═══ TEXTO DE ESTUDIO

Seguramente, la respuesta hay que buscarla en la introducción de la conferencia, mucho más que un gesto de cortesía con los anfitriones. Los elogios al «oficio político vasco», una proverbial discreción a la que Illa llegó a atribuir el cerrojazo a la violencia de ETA, y a la estabilidad que esa contención gestual habría traído a Euskadi, eran, en realidad, un ruego para que los siempre sobreactuados 'indepes' catalanes dejen de autoboicotearse con órdagos a la mayor que pueden acabar por dar al traste con las negociaciones. «Por el bien de todos, cállense», le faltó decir a Illa, que jamás espetaría nada en ese tono.
Pero en las loas al oficio vasco se sobreentendía el beneficio superior, al que también aludió, de forma más o menos explícita: la continuidad, contra viento y marea, de Pedro Sánchez. «Explorar» todas las posibilidades para que sea investido, dijo, es un «mandato». Más claro, agua. Aunque Salvador Illa no dio pistas sobre el precio que el socialismo está dispuesto a pagar por el poder, se agradeció que no jugara al despiste.
Todo lo contrario que el desnortado soberanismo catalán, enredado en una campaña perpetua en la que gente como la presidenta de la ANC, Dolors Feliu, -«ni acuerdos históricos, ni mandangas históricas: independencia»- les marca el paso. Hay explicación para la cascada de señales contradictorias que estos días emiten ERC y Junts, a los que Bildu receta 'sotto voce' altura de miras para no marrar la ocasión «histórica».

══════
═══ MUESTRAS DE DATOS

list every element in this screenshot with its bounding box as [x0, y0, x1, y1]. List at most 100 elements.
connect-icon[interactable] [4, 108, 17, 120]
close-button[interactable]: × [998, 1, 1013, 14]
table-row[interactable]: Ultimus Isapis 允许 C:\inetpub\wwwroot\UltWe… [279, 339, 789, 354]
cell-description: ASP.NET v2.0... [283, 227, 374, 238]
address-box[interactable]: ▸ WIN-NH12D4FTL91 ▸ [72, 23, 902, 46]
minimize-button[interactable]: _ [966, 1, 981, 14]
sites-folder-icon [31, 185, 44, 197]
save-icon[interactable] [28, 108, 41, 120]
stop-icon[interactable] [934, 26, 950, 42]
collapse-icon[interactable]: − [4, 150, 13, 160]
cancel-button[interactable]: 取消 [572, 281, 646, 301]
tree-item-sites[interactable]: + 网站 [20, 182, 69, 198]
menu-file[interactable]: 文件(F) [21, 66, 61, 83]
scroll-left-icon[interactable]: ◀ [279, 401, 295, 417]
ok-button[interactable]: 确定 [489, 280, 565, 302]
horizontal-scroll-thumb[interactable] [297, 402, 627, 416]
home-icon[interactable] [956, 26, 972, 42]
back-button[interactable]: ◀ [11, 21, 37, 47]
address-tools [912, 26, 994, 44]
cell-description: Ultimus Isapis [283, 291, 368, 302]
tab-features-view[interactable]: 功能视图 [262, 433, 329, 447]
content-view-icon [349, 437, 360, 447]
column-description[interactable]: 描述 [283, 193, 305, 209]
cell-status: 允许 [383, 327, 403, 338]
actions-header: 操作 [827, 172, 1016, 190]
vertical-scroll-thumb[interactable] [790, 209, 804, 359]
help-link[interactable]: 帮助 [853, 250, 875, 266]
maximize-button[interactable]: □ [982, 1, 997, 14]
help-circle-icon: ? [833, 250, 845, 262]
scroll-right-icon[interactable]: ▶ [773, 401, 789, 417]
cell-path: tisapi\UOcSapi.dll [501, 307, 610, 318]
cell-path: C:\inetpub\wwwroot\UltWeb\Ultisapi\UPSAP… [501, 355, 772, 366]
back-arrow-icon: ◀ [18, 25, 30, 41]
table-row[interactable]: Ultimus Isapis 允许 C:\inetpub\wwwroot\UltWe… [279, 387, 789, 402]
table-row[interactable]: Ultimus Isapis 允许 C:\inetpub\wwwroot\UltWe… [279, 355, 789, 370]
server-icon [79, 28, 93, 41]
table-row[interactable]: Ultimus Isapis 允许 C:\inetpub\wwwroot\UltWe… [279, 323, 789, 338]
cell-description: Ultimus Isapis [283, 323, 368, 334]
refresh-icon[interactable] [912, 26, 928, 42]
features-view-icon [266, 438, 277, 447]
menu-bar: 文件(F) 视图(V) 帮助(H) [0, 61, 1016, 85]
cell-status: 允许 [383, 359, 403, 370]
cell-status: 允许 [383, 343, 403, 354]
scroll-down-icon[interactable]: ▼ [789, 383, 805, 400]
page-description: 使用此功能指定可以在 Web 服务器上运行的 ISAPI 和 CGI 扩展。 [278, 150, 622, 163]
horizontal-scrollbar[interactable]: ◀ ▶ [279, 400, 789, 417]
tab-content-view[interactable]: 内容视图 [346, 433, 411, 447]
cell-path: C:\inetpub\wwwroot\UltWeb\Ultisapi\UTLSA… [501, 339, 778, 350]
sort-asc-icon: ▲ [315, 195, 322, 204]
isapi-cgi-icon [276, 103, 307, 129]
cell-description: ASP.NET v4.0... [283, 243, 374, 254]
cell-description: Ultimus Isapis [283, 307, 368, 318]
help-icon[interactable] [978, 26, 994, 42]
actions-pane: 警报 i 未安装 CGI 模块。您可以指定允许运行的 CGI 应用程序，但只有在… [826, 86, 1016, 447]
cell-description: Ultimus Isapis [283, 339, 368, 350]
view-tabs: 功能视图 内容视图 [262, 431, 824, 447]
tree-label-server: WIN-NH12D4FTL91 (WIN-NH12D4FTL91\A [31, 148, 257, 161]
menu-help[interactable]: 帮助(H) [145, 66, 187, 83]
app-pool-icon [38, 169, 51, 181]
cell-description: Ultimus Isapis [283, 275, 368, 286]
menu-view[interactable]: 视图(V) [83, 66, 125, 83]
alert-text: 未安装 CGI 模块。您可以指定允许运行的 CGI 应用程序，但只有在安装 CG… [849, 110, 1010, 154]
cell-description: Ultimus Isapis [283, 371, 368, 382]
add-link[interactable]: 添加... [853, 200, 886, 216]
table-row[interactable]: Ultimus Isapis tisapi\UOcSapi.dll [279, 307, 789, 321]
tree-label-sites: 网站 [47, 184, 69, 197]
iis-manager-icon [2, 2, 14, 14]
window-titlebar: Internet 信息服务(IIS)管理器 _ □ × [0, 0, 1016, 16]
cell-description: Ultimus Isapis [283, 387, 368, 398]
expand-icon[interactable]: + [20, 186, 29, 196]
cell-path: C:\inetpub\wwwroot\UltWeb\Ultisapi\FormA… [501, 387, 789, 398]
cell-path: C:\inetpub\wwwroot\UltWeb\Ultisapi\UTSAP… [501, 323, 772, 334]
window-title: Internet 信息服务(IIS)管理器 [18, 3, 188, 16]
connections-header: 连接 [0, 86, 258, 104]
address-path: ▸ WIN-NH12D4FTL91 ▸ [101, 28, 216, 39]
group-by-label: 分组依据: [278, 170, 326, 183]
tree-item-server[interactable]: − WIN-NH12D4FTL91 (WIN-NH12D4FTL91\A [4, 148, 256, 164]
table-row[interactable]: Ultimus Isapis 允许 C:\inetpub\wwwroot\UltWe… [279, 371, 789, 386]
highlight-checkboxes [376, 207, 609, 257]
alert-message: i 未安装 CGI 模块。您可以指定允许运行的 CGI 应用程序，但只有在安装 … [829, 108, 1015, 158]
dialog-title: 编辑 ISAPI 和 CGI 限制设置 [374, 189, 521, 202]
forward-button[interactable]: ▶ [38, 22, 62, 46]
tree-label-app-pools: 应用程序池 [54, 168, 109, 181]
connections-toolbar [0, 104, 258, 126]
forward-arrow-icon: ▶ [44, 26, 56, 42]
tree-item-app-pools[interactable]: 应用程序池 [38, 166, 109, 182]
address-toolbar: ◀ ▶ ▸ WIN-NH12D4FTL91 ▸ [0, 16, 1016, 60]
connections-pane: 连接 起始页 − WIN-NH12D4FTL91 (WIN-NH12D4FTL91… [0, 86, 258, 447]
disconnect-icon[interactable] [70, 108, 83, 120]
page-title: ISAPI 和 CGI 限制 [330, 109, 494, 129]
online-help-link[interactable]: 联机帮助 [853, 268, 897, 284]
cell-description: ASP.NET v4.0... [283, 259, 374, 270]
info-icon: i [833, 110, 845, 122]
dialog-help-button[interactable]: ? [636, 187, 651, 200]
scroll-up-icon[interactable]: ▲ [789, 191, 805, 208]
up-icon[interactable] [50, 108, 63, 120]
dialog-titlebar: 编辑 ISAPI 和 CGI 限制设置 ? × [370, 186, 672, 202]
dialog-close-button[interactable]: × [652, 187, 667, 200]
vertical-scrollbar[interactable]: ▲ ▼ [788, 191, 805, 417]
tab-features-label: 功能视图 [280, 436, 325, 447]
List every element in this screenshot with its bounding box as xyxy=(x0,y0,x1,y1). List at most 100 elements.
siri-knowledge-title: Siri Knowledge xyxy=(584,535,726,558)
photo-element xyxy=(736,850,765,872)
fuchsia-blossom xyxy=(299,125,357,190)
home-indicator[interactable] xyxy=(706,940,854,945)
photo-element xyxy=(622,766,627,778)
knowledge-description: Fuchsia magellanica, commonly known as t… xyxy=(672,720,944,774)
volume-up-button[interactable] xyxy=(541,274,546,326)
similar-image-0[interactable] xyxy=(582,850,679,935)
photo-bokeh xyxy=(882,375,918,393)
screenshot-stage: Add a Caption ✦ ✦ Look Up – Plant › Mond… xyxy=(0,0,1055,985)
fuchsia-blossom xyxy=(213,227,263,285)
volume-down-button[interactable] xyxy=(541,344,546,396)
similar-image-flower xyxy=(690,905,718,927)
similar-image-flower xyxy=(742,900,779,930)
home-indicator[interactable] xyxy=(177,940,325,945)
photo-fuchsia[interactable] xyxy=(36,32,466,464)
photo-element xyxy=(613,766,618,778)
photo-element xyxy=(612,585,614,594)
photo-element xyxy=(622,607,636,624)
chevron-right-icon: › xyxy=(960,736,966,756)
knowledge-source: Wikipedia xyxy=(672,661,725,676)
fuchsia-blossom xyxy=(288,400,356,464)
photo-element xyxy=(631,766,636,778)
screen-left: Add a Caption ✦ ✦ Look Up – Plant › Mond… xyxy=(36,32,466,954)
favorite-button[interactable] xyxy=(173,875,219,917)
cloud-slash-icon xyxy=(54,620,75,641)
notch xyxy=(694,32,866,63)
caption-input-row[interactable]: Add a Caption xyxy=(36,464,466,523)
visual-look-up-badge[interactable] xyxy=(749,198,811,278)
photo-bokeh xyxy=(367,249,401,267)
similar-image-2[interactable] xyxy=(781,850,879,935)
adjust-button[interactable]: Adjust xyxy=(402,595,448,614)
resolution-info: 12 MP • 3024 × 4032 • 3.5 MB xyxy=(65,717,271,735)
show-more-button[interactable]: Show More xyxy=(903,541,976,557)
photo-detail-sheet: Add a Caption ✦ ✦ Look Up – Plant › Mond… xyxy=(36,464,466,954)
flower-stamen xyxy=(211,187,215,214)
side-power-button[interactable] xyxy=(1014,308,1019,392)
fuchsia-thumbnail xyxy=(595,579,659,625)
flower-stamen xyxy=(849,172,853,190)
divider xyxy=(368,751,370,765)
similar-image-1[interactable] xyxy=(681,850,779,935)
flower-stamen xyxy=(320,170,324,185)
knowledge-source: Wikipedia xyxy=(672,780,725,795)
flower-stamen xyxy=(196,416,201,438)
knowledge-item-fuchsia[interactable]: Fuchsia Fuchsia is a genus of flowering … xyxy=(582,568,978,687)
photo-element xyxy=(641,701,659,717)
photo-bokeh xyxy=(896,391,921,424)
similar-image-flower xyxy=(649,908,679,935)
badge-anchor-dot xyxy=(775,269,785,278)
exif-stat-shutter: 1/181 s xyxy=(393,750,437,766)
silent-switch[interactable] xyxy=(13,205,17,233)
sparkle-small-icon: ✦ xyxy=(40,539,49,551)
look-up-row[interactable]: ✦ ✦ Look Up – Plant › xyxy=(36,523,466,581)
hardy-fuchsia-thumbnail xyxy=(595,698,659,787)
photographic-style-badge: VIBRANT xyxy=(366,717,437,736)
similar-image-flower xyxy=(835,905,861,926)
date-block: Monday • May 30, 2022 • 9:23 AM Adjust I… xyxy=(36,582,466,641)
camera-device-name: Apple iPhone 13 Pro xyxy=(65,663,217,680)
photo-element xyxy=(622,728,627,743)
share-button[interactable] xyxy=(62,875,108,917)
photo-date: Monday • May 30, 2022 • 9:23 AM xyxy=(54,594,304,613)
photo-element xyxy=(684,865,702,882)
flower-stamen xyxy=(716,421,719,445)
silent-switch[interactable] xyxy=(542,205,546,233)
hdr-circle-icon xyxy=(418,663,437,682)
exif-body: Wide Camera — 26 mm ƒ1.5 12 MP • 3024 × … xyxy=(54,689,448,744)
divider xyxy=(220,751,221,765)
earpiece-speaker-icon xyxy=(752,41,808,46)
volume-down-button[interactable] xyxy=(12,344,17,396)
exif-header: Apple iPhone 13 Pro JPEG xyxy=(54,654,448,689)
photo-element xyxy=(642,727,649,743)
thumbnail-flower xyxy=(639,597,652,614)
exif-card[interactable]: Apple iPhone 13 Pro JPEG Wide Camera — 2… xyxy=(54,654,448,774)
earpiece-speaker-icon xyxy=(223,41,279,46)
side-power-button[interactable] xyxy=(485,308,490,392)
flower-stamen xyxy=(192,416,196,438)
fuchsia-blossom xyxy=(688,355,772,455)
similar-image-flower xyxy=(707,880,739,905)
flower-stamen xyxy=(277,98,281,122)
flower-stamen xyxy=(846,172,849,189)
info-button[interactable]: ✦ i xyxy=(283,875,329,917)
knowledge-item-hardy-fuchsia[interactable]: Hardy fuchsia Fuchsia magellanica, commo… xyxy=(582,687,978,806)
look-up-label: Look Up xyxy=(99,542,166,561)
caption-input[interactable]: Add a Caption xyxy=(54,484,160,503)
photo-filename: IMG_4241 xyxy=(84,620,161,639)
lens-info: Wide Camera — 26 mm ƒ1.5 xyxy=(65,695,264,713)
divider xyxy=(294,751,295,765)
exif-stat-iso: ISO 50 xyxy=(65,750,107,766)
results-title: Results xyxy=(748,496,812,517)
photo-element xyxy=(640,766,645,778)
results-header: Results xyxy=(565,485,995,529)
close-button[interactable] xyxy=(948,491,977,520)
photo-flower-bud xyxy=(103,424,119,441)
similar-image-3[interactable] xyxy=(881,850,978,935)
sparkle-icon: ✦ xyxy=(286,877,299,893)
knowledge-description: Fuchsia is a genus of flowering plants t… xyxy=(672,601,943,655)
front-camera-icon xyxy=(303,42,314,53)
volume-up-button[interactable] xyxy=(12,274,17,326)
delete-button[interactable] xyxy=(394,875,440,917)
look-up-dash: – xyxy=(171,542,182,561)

══════

_EJERCICIOS PROPUESTOS:_
1. Enumera todas las organizaciones y los partidos que se nombran en el texto de estudio.
2. Resume el texto de estudio en dos oraciones.
3. Reproduce del texto de estudio todo el fragmento que va desde «Pero en las» hasta «jugara al despiste.».

_SOLUCIONES:_
1. ETA, ANC, ERC, Junts y Bildu.

2. Con sus elogios al oficio político vasco, Illa pedía a los independentistas catalanes que no hicieran fracasar las negociaciones, y llamó «mandato» a explorar todas las posibilidades para investir a Pedro Sánchez. El soberanismo catalán, en cambio, sigue enredado en una campaña perpetua, y ERC y Junts emiten señales contradictorias.

3.
Pero en las loas al oficio vasco se sobreentendía el beneficio superior, al que también aludió, de forma más o menos explícita: la continuidad, contra viento y marea, de Pedro Sánchez. «Explorar» todas las posibilidades para que sea investido, dijo, es un «mandato». Más claro, agua. Aunque Salvador Illa no dio pistas sobre el precio que el socialismo está dispuesto a pagar por el poder, se agradeció que no jugara al despiste.